_PROBLEM DETAILS_
Every line of the material below must be repeated exactly.

================

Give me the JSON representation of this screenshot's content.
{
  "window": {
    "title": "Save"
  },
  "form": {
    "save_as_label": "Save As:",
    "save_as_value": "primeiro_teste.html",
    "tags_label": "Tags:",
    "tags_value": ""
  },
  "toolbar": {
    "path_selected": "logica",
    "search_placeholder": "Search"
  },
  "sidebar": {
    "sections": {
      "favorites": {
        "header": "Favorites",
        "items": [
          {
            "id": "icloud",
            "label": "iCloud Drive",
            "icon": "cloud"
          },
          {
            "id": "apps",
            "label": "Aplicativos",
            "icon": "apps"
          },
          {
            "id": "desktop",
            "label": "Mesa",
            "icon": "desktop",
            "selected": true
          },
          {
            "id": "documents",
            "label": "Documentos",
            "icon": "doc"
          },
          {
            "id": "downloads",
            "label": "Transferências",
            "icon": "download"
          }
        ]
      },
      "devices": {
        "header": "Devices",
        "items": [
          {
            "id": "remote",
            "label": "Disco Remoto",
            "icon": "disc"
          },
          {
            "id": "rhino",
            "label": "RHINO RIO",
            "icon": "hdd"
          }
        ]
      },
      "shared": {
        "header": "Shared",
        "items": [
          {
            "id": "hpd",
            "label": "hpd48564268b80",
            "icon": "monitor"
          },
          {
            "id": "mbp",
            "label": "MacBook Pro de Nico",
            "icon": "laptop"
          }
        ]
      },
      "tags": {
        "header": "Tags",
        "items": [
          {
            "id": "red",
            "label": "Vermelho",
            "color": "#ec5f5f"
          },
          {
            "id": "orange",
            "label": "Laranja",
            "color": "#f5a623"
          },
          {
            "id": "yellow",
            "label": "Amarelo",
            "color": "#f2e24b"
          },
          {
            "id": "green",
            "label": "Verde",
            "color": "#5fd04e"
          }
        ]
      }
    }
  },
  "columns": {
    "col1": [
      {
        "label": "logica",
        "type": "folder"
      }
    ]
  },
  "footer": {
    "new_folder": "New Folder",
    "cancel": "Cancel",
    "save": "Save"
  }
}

================

_FULL OUTPUT_
Give me the JSON representation of this screenshot's content.
{
  "window": {
    "title": "Save"
  },
  "form": {
    "save_as_label": "Save As:",
    "save_as_value": "primeiro_teste.html",
    "tags_label": "Tags:",
    "tags_value": ""
  },
  "toolbar": {
    "path_selected": "logica",
    "search_placeholder": "Search"
  },
  "sidebar": {
    "sections": {
      "favorites": {
        "header": "Favorites",
        "items": [
          {
            "id": "icloud",
            "label": "iCloud Drive",
            "icon": "cloud"
          },
          {
            "id": "apps",
            "label": "Aplicativos",
            "icon": "apps"
          },
          {
            "id": "desktop",
            "label": "Mesa",
            "icon": "desktop",
            "selected": true
          },
          {
            "id": "documents",
            "label": "Documentos",
            "icon": "doc"
          },
          {
            "id": "downloads",
            "label": "Transferências",
            "icon": "download"
          }
        ]
      },
      "devices": {
        "header": "Devices",
        "items": [
          {
            "id": "remote",
            "label": "Disco Remoto",
            "icon": "disc"
          },
          {
            "id": "rhino",
            "label": "RHINO RIO",
            "icon": "hdd"
          }
        ]
      },
      "shared": {
        "header": "Shared",
        "items": [
          {
            "id": "hpd",
            "label": "hpd48564268b80",
            "icon": "monitor"
          },
          {
            "id": "mbp",
            "label": "MacBook Pro de Nico",
            "icon": "laptop"
          }
        ]
      },
      "tags": {
        "header": "Tags",
        "items": [
          {
            "id": "red",
            "label": "Vermelho",
            "color": "#ec5f5f"
          },
          {
            "id": "orange",
            "label": "Laranja",
            "color": "#f5a623"
          },
          {
            "id": "yellow",
            "label": "Amarelo",
            "color": "#f2e24b"
          },
          {
            "id": "green",
            "label": "Verde",
            "color": "#5fd04e"
          }
        ]
      }
    }
  },
  "columns": {
    "col1": [
      {
        "label": "logica",
        "type": "folder"
      }
    ]
  },
  "footer": {
    "new_folder": "New Folder",
    "cancel": "Cancel",
    "save": "Save"
  }
}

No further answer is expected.